Task objective: Please write out the material below exactly as given.

>> Start

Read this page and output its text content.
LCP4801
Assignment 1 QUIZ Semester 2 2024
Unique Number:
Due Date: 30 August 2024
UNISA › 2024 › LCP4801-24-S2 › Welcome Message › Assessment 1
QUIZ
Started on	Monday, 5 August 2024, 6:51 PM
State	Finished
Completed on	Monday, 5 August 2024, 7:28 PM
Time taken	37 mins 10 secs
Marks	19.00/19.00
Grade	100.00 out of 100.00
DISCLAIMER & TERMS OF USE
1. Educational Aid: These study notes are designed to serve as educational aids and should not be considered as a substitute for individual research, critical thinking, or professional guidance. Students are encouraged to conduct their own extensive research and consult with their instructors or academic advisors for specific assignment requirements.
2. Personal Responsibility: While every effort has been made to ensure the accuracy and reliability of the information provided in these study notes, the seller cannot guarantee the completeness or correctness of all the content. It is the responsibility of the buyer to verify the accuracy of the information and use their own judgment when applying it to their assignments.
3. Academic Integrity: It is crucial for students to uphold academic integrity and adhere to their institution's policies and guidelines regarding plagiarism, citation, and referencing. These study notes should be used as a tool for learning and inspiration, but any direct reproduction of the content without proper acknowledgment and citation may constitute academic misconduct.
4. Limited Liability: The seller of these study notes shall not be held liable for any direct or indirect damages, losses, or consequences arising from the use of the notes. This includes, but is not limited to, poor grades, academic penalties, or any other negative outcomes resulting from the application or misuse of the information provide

>> End

Expected output:
Read this page and output its text content.
LCP4801
Assignment 1 QUIZ Semester 2 2024
Unique Number:
Due Date: 30 August 2024
UNISA › 2024 › LCP4801-24-S2 › Welcome Message › Assessment 1
QUIZ
Started on	Monday, 5 August 2024, 6:51 PM
State	Finished
Completed on	Monday, 5 August 2024, 7:28 PM
Time taken	37 mins 10 secs
Marks	19.00/19.00
Grade	100.00 out of 100.00
DISCLAIMER & TERMS OF USE
1. Educational Aid: These study notes are designed to serve as educational aids and should not be considered as a substitute for individual research, critical thinking, or professional guidance. Students are encouraged to conduct their own extensive research and consult with their instructors or academic advisors for specific assignment requirements.
2. Personal Responsibility: While every effort has been made to ensure the accuracy and reliability of the information provided in these study notes, the seller cannot guarantee the completeness or correctness of all the content. It is the responsibility of the buyer to verify the accuracy of the information and use their own judgment when applying it to their assignments.
3. Academic Integrity: It is crucial for students to uphold academic integrity and adhere to their institution's policies and guidelines regarding plagiarism, citation, and referencing. These study notes should be used as a tool for learning and inspiration, but any direct reproduction of the content without proper acknowledgment and citation may constitute academic misconduct.
4. Limited Liability: The seller of these study notes shall not be held liable for any direct or indirect damages, losses, or consequences arising from the use of the notes. This includes, but is not limited to, poor grades, academic penalties, or any other negative outcomes resulting from the application or misuse of the information provide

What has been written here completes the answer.